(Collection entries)
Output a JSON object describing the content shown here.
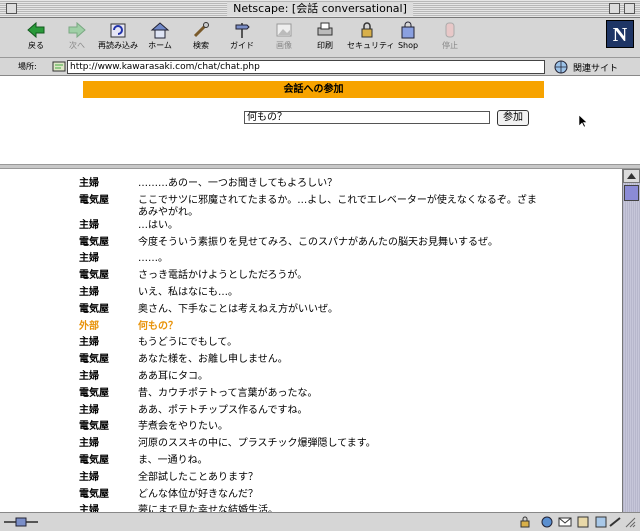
{
  "window": {
    "title": "Netscape: [会話 conversational]"
  },
  "toolbar": {
    "buttons": [
      {
        "label": "戻る",
        "icon": "back-arrow-icon",
        "enabled": true
      },
      {
        "label": "次へ",
        "icon": "forward-arrow-icon",
        "enabled": false
      },
      {
        "label": "再読み込み",
        "icon": "reload-icon",
        "enabled": true
      },
      {
        "label": "ホーム",
        "icon": "home-icon",
        "enabled": true
      },
      {
        "label": "検索",
        "icon": "search-icon",
        "enabled": true
      },
      {
        "label": "ガイド",
        "icon": "guide-icon",
        "enabled": true
      },
      {
        "label": "画像",
        "icon": "images-icon",
        "enabled": false
      },
      {
        "label": "印刷",
        "icon": "print-icon",
        "enabled": true
      },
      {
        "label": "セキュリティ",
        "icon": "security-icon",
        "enabled": true
      },
      {
        "label": "Shop",
        "icon": "shop-icon",
        "enabled": true
      },
      {
        "label": "停止",
        "icon": "stop-icon",
        "enabled": false
      }
    ],
    "logo": "N"
  },
  "location": {
    "label": "場所:",
    "url": "http://www.kawarasaki.com/chat/chat.php",
    "related_label": "関連サイト"
  },
  "join": {
    "header": "会話への参加",
    "input_value": "何もの？",
    "button_label": "参加"
  },
  "chat": {
    "messages": [
      {
        "speaker": "主婦",
        "text": "………あのー、一つお聞きしてもよろしい？"
      },
      {
        "speaker": "電気屋",
        "text": "ここでサツに邪魔されてたまるか。…よし、これでエレベーターが使えなくなるぞ。ざまあみやがれ。"
      },
      {
        "speaker": "主婦",
        "text": "…はい。"
      },
      {
        "speaker": "電気屋",
        "text": "今度そういう素振りを見せてみろ、このスパナがあんたの脳天お見舞いするぜ。"
      },
      {
        "speaker": "主婦",
        "text": "……。"
      },
      {
        "speaker": "電気屋",
        "text": "さっき電話かけようとしただろうが。"
      },
      {
        "speaker": "主婦",
        "text": "いえ、私はなにも…。"
      },
      {
        "speaker": "電気屋",
        "text": "奥さん、下手なことは考えねえ方がいいぜ。"
      },
      {
        "speaker": "外部",
        "text": "何もの？",
        "highlight": true
      },
      {
        "speaker": "主婦",
        "text": "もうどうにでもして。"
      },
      {
        "speaker": "電気屋",
        "text": "あなた様を、お離し申しません。"
      },
      {
        "speaker": "主婦",
        "text": "ああ耳にタコ。"
      },
      {
        "speaker": "電気屋",
        "text": "昔、カウチポテトって言葉があったな。"
      },
      {
        "speaker": "主婦",
        "text": "ああ、ポテトチップス作るんですね。"
      },
      {
        "speaker": "電気屋",
        "text": "芋煮会をやりたい。"
      },
      {
        "speaker": "主婦",
        "text": "河原のススキの中に、プラスチック爆弾隠してます。"
      },
      {
        "speaker": "電気屋",
        "text": "ま、一通りね。"
      },
      {
        "speaker": "主婦",
        "text": "全部試したことあります？"
      },
      {
        "speaker": "電気屋",
        "text": "どんな体位が好きなんだ？"
      },
      {
        "speaker": "主婦",
        "text": "夢にまで見た幸せな結婚生活。"
      }
    ],
    "highlight_color": "#e8930a"
  },
  "colors": {
    "join_bar": "#f7a300",
    "logo_bg": "#1e3565",
    "scroll_thumb": "#8b8bd6"
  }
}
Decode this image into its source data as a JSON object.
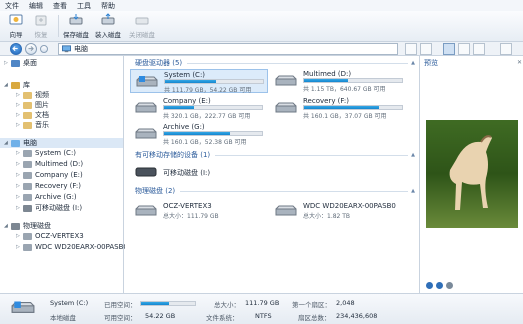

§ TASK DESCRIPTION
Print each line of the material above exactly, with the pictures removed from your copy.

§ EXPECTED ANSWER
Output a JSON object describing the content shown here.
{
  "window": {
    "title": "Netscape: [会話 conversational]"
  },
  "toolbar": {
    "buttons": [
      {
        "label": "戻る",
        "icon": "back-arrow-icon",
        "enabled": true
      },
      {
        "label": "次へ",
        "icon": "forward-arrow-icon",
        "enabled": false
      },
      {
        "label": "再読み込み",
        "icon": "reload-icon",
        "enabled": true
      },
      {
        "label": "ホーム",
        "icon": "home-icon",
        "enabled": true
      },
      {
        "label": "検索",
        "icon": "search-icon",
        "enabled": true
      },
      {
        "label": "ガイド",
        "icon": "guide-icon",
        "enabled": true
      },
      {
        "label": "画像",
        "icon": "images-icon",
        "enabled": false
      },
      {
        "label": "印刷",
        "icon": "print-icon",
        "enabled": true
      },
      {
        "label": "セキュリティ",
        "icon": "security-icon",
        "enabled": true
      },
      {
        "label": "Shop",
        "icon": "shop-icon",
        "enabled": true
      },
      {
        "label": "停止",
        "icon": "stop-icon",
        "enabled": false
      }
    ],
    "logo": "N"
  },
  "location": {
    "label": "場所:",
    "url": "http://www.kawarasaki.com/chat/chat.php",
    "related_label": "関連サイト"
  },
  "join": {
    "header": "会話への参加",
    "input_value": "何もの？",
    "button_label": "参加"
  },
  "chat": {
    "messages": [
      {
        "speaker": "主婦",
        "text": "………あのー、一つお聞きしてもよろしい？"
      },
      {
        "speaker": "電気屋",
        "text": "ここでサツに邪魔されてたまるか。…よし、これでエレベーターが使えなくなるぞ。ざまあみやがれ。"
      },
      {
        "speaker": "主婦",
        "text": "…はい。"
      },
      {
        "speaker": "電気屋",
        "text": "今度そういう素振りを見せてみろ、このスパナがあんたの脳天お見舞いするぜ。"
      },
      {
        "speaker": "主婦",
        "text": "……。"
      },
      {
        "speaker": "電気屋",
        "text": "さっき電話かけようとしただろうが。"
      },
      {
        "speaker": "主婦",
        "text": "いえ、私はなにも…。"
      },
      {
        "speaker": "電気屋",
        "text": "奥さん、下手なことは考えねえ方がいいぜ。"
      },
      {
        "speaker": "外部",
        "text": "何もの？",
        "highlight": true
      },
      {
        "speaker": "主婦",
        "text": "もうどうにでもして。"
      },
      {
        "speaker": "電気屋",
        "text": "あなた様を、お離し申しません。"
      },
      {
        "speaker": "主婦",
        "text": "ああ耳にタコ。"
      },
      {
        "speaker": "電気屋",
        "text": "昔、カウチポテトって言葉があったな。"
      },
      {
        "speaker": "主婦",
        "text": "ああ、ポテトチップス作るんですね。"
      },
      {
        "speaker": "電気屋",
        "text": "芋煮会をやりたい。"
      },
      {
        "speaker": "主婦",
        "text": "河原のススキの中に、プラスチック爆弾隠してます。"
      },
      {
        "speaker": "電気屋",
        "text": "ま、一通りね。"
      },
      {
        "speaker": "主婦",
        "text": "全部試したことあります？"
      },
      {
        "speaker": "電気屋",
        "text": "どんな体位が好きなんだ？"
      },
      {
        "speaker": "主婦",
        "text": "夢にまで見た幸せな結婚生活。"
      }
    ],
    "highlight_color": "#e8930a"
  },
  "colors": {
    "join_bar": "#f7a300",
    "logo_bg": "#1e3565",
    "scroll_thumb": "#8b8bd6"
  }
}
Decode this image into its source data as a JSON object.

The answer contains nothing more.